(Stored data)
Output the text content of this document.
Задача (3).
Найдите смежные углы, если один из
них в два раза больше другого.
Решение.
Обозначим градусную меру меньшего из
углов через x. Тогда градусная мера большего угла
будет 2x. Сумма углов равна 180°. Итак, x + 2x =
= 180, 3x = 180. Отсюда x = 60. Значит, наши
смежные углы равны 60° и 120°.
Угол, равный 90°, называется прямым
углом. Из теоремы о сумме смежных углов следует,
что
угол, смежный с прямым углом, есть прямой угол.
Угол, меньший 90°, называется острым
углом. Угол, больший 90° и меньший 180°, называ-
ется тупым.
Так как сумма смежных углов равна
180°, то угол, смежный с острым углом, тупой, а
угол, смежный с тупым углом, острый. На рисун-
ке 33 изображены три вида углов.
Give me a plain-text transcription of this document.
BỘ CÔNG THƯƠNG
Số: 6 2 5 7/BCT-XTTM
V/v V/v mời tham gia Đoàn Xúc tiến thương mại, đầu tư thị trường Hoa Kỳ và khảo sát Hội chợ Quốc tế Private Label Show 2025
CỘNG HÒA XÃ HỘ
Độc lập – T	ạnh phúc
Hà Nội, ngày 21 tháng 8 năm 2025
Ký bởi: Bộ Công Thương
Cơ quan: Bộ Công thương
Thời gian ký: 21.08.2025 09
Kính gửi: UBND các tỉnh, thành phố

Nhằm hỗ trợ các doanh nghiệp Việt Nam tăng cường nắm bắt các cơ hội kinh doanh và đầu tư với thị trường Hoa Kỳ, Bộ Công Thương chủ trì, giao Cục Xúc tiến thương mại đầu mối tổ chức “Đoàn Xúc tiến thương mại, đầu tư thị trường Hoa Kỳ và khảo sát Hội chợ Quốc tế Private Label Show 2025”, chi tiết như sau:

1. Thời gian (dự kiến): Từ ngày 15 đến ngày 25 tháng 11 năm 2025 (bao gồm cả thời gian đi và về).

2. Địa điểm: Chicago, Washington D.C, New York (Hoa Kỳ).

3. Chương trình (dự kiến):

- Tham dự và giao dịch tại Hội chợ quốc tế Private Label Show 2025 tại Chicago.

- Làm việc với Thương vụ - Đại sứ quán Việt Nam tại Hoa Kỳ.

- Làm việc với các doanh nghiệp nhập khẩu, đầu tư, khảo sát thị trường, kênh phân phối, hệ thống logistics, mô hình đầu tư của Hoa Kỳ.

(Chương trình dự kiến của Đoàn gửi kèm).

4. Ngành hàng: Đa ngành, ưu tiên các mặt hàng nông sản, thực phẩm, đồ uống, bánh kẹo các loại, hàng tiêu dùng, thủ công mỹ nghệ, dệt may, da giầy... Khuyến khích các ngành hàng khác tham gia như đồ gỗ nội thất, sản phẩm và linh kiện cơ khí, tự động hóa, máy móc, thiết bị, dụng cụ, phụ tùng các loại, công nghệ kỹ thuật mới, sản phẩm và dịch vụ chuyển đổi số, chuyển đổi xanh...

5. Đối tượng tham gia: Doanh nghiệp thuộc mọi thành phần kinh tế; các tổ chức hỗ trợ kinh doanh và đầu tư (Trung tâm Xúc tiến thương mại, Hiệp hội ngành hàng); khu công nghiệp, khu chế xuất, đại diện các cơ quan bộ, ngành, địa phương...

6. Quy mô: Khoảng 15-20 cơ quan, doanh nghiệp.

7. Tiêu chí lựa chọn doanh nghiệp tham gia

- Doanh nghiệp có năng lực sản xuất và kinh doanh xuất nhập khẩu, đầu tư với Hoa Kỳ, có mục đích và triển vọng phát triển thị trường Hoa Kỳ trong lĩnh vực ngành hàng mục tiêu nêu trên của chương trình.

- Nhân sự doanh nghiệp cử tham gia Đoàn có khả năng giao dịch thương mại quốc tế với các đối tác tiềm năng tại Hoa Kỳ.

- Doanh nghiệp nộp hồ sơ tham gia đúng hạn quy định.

Exercise goal —
Take the data above and return it exactly.

Right answer —
Output the text content of this document.
Задача (3).
Найдите смежные углы, если один из
них в два раза больше другого.
Решение.
Обозначим градусную меру меньшего из
углов через x. Тогда градусная мера большего угла
будет 2x. Сумма углов равна 180°. Итак, x + 2x =
= 180, 3x = 180. Отсюда x = 60. Значит, наши
смежные углы равны 60° и 120°.
Угол, равный 90°, называется прямым
углом. Из теоремы о сумме смежных углов следует,
что
угол, смежный с прямым углом, есть прямой угол.
Угол, меньший 90°, называется острым
углом. Угол, больший 90° и меньший 180°, называ-
ется тупым.
Так как сумма смежных углов равна
180°, то угол, смежный с острым углом, тупой, а
угол, смежный с тупым углом, острый. На рисун-
ке 33 изображены три вида углов.
Give me a plain-text transcription of this document.
BỘ CÔNG THƯƠNG
Số: 6 2 5 7/BCT-XTTM
V/v V/v mời tham gia Đoàn Xúc tiến thương mại, đầu tư thị trường Hoa Kỳ và khảo sát Hội chợ Quốc tế Private Label Show 2025
CỘNG HÒA XÃ HỘ
Độc lập – T	ạnh phúc
Hà Nội, ngày 21 tháng 8 năm 2025
Ký bởi: Bộ Công Thương
Cơ quan: Bộ Công thương
Thời gian ký: 21.08.2025 09
Kính gửi: UBND các tỉnh, thành phố

Nhằm hỗ trợ các doanh nghiệp Việt Nam tăng cường nắm bắt các cơ hội kinh doanh và đầu tư với thị trường Hoa Kỳ, Bộ Công Thương chủ trì, giao Cục Xúc tiến thương mại đầu mối tổ chức “Đoàn Xúc tiến thương mại, đầu tư thị trường Hoa Kỳ và khảo sát Hội chợ Quốc tế Private Label Show 2025”, chi tiết như sau:

1. Thời gian (dự kiến): Từ ngày 15 đến ngày 25 tháng 11 năm 2025 (bao gồm cả thời gian đi và về).

2. Địa điểm: Chicago, Washington D.C, New York (Hoa Kỳ).

3. Chương trình (dự kiến):

- Tham dự và giao dịch tại Hội chợ quốc tế Private Label Show 2025 tại Chicago.

- Làm việc với Thương vụ - Đại sứ quán Việt Nam tại Hoa Kỳ.

- Làm việc với các doanh nghiệp nhập khẩu, đầu tư, khảo sát thị trường, kênh phân phối, hệ thống logistics, mô hình đầu tư của Hoa Kỳ.

(Chương trình dự kiến của Đoàn gửi kèm).

4. Ngành hàng: Đa ngành, ưu tiên các mặt hàng nông sản, thực phẩm, đồ uống, bánh kẹo các loại, hàng tiêu dùng, thủ công mỹ nghệ, dệt may, da giầy... Khuyến khích các ngành hàng khác tham gia như đồ gỗ nội thất, sản phẩm và linh kiện cơ khí, tự động hóa, máy móc, thiết bị, dụng cụ, phụ tùng các loại, công nghệ kỹ thuật mới, sản phẩm và dịch vụ chuyển đổi số, chuyển đổi xanh...

5. Đối tượng tham gia: Doanh nghiệp thuộc mọi thành phần kinh tế; các tổ chức hỗ trợ kinh doanh và đầu tư (Trung tâm Xúc tiến thương mại, Hiệp hội ngành hàng); khu công nghiệp, khu chế xuất, đại diện các cơ quan bộ, ngành, địa phương...

6. Quy mô: Khoảng 15-20 cơ quan, doanh nghiệp.

7. Tiêu chí lựa chọn doanh nghiệp tham gia

- Doanh nghiệp có năng lực sản xuất và kinh doanh xuất nhập khẩu, đầu tư với Hoa Kỳ, có mục đích và triển vọng phát triển thị trường Hoa Kỳ trong lĩnh vực ngành hàng mục tiêu nêu trên của chương trình.

- Nhân sự doanh nghiệp cử tham gia Đoàn có khả năng giao dịch thương mại quốc tế với các đối tác tiềm năng tại Hoa Kỳ.

- Doanh nghiệp nộp hồ sơ tham gia đúng hạn quy định.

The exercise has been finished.